Structured figure records:
((

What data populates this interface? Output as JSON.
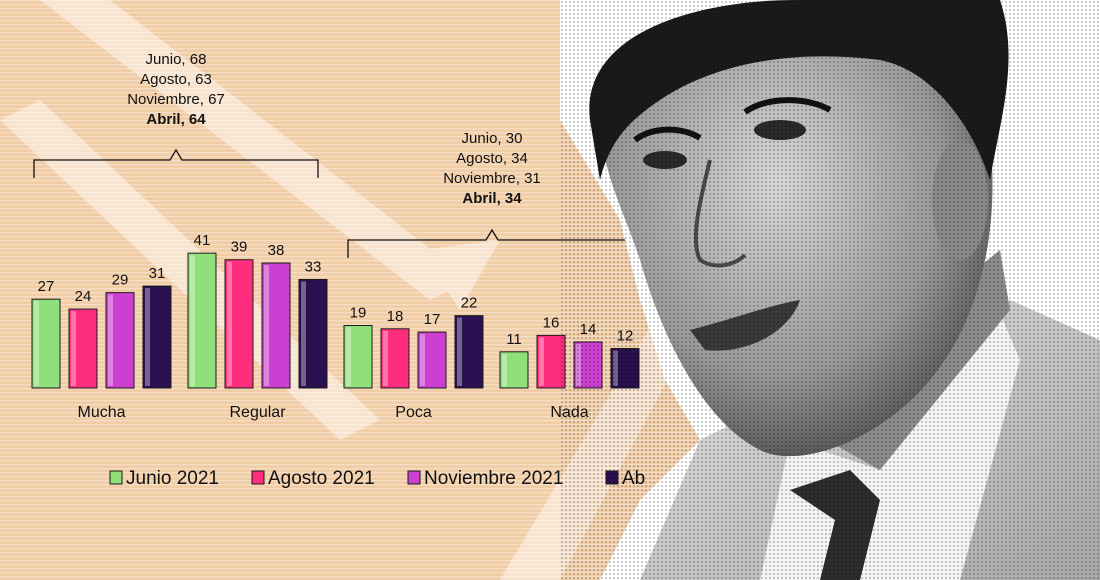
{
  "chart_data": {
    "type": "bar",
    "categories": [
      "Mucha",
      "Regular",
      "Poca",
      "Nada"
    ],
    "series": [
      {
        "name": "Junio 2021",
        "values": [
          27,
          41,
          19,
          11
        ]
      },
      {
        "name": "Agosto 2021",
        "values": [
          24,
          39,
          18,
          16
        ]
      },
      {
        "name": "Noviembre 2021",
        "values": [
          29,
          38,
          17,
          14
        ]
      },
      {
        "name": "Ab",
        "values": [
          31,
          33,
          22,
          12
        ]
      }
    ],
    "ylim": [
      0,
      45
    ],
    "legend_position": "bottom",
    "annotations": [
      {
        "lines": [
          "Junio, 68",
          "Agosto, 63",
          "Noviembre, 67"
        ],
        "bold_line": "Abril, 64",
        "groups": [
          "Mucha",
          "Regular"
        ]
      },
      {
        "lines": [
          "Junio, 30",
          "Agosto, 34",
          "Noviembre, 31"
        ],
        "bold_line": "Abril, 34",
        "groups": [
          "Poca",
          "Nada"
        ]
      }
    ]
  },
  "colors": {
    "background": "#f1cda6",
    "series": [
      "#8fe07a",
      "#ff2d7e",
      "#cc3fd0",
      "#2a1050"
    ]
  }
}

))

__REQUIRED WORK__. Omitting all images, print the listing exactly.

__RESPONSE TO THE EXERCISE__.
What data populates this interface? Output as JSON.
{
  "chart_data": {
    "type": "bar",
    "categories": [
      "Mucha",
      "Regular",
      "Poca",
      "Nada"
    ],
    "series": [
      {
        "name": "Junio 2021",
        "values": [
          27,
          41,
          19,
          11
        ]
      },
      {
        "name": "Agosto 2021",
        "values": [
          24,
          39,
          18,
          16
        ]
      },
      {
        "name": "Noviembre 2021",
        "values": [
          29,
          38,
          17,
          14
        ]
      },
      {
        "name": "Ab",
        "values": [
          31,
          33,
          22,
          12
        ]
      }
    ],
    "ylim": [
      0,
      45
    ],
    "legend_position": "bottom",
    "annotations": [
      {
        "lines": [
          "Junio, 68",
          "Agosto, 63",
          "Noviembre, 67"
        ],
        "bold_line": "Abril, 64",
        "groups": [
          "Mucha",
          "Regular"
        ]
      },
      {
        "lines": [
          "Junio, 30",
          "Agosto, 34",
          "Noviembre, 31"
        ],
        "bold_line": "Abril, 34",
        "groups": [
          "Poca",
          "Nada"
        ]
      }
    ]
  },
  "colors": {
    "background": "#f1cda6",
    "series": [
      "#8fe07a",
      "#ff2d7e",
      "#cc3fd0",
      "#2a1050"
    ]
  }
}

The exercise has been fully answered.